▶ **The request**: Of all the lines in the records, how many hold the word "JSON"? Answer with the number only.

:: Records for this exercise

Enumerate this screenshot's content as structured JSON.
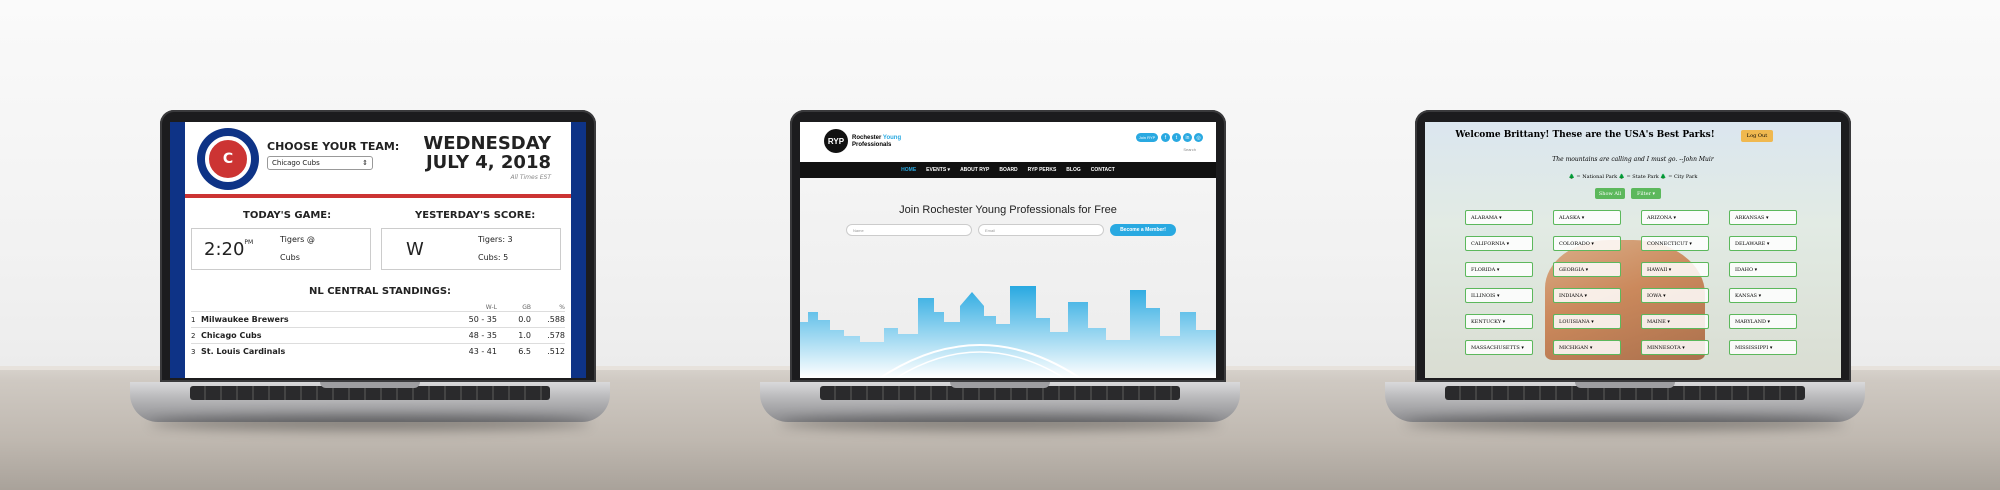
{
  "cubs_site": {
    "choose_label": "CHOOSE YOUR TEAM:",
    "selected_team": "Chicago Cubs",
    "day": "WEDNESDAY",
    "date": "JULY 4, 2018",
    "timezone_note": "All Times EST",
    "todays_game_heading": "TODAY'S GAME:",
    "game_time": "2:20",
    "game_time_suffix": "PM",
    "away_team": "Tigers @",
    "home_team": "Cubs",
    "yesterday_heading": "YESTERDAY'S SCORE:",
    "result": "W",
    "score_line_1": "Tigers: 3",
    "score_line_2": "Cubs: 5",
    "standings_heading": "NL CENTRAL STANDINGS:",
    "standings_headers": [
      "W-L",
      "GB",
      "%"
    ],
    "standings": [
      {
        "rank": "1",
        "team": "Milwaukee Brewers",
        "wl": "50 - 35",
        "gb": "0.0",
        "pct": ".588"
      },
      {
        "rank": "2",
        "team": "Chicago Cubs",
        "wl": "48 - 35",
        "gb": "1.0",
        "pct": ".578"
      },
      {
        "rank": "3",
        "team": "St. Louis Cardinals",
        "wl": "43 - 41",
        "gb": "6.5",
        "pct": ".512"
      }
    ],
    "colors": {
      "navy": "#0e3386",
      "red": "#cc3433"
    }
  },
  "ryp_site": {
    "logo_text": "RYP",
    "name_line_1": "Rochester",
    "name_line_1_accent": "Young",
    "name_line_2": "Professionals",
    "join_label": "Join RYP",
    "social_icons": [
      "facebook-icon",
      "twitter-icon",
      "linkedin-icon",
      "instagram-icon"
    ],
    "search_label": "Search",
    "nav": [
      "HOME",
      "EVENTS ▾",
      "ABOUT RYP",
      "BOARD",
      "RYP PERKS",
      "BLOG",
      "CONTACT"
    ],
    "hero_title": "Join Rochester Young Professionals for Free",
    "name_placeholder": "Name",
    "email_placeholder": "Email",
    "cta": "Become a Member!",
    "accent": "#29a9e1"
  },
  "parks_site": {
    "welcome": "Welcome Brittany! These are the USA's Best Parks!",
    "logout": "Log Out",
    "quote": "The mountains are calling and I must go. --John Muir",
    "legend": "🌲 = National Park 🌲 = State Park 🌲 = City Park",
    "show_all": "Show All",
    "filter": "Filter ▾",
    "states": [
      "ALABAMA ▾",
      "ALASKA ▾",
      "ARIZONA ▾",
      "ARKANSAS ▾",
      "CALIFORNIA ▾",
      "COLORADO ▾",
      "CONNECTICUT ▾",
      "DELAWARE ▾",
      "FLORIDA ▾",
      "GEORGIA ▾",
      "HAWAII ▾",
      "IDAHO ▾",
      "ILLINOIS ▾",
      "INDIANA ▾",
      "IOWA ▾",
      "KANSAS ▾",
      "KENTUCKY ▾",
      "LOUISIANA ▾",
      "MAINE ▾",
      "MARYLAND ▾",
      "MASSACHUSETTS ▾",
      "MICHIGAN ▾",
      "MINNESOTA ▾",
      "MISSISSIPPI ▾"
    ],
    "accent": "#5cb85c"
  }
}
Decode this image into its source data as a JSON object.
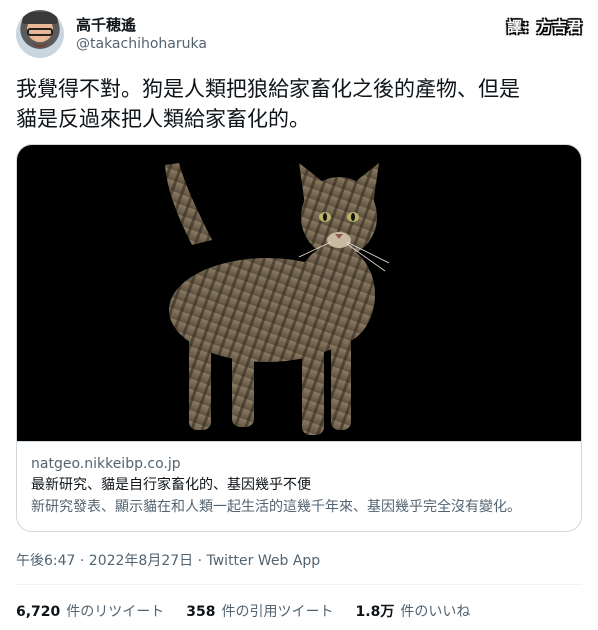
{
  "author": {
    "name": "高千穂遙",
    "handle": "@takachihoharuka"
  },
  "translator_credit": "譯：方吉君",
  "tweet": {
    "line1": "我覺得不對。狗是人類把狼給家畜化之後的產物、但是",
    "line2": "貓是反過來把人類給家畜化的。"
  },
  "card": {
    "image_alt": "tabby cat standing on black background",
    "domain": "natgeo.nikkeibp.co.jp",
    "title": "最新研究、貓是自行家畜化的、基因幾乎不便",
    "description": "新研究發表、顯示貓在和人類一起生活的這幾千年來、基因幾乎完全沒有變化。"
  },
  "timestamp": "午後6:47 · 2022年8月27日 · Twitter Web App",
  "stats": {
    "retweets_count": "6,720",
    "retweets_label": "件のリツイート",
    "quotes_count": "358",
    "quotes_label": "件の引用ツイート",
    "likes_count": "1.8万",
    "likes_label": "件のいいね"
  },
  "colors": {
    "text_primary": "#0f1419",
    "text_secondary": "#536471",
    "border": "#cfd9de"
  }
}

::::

▶ **Solution**: 2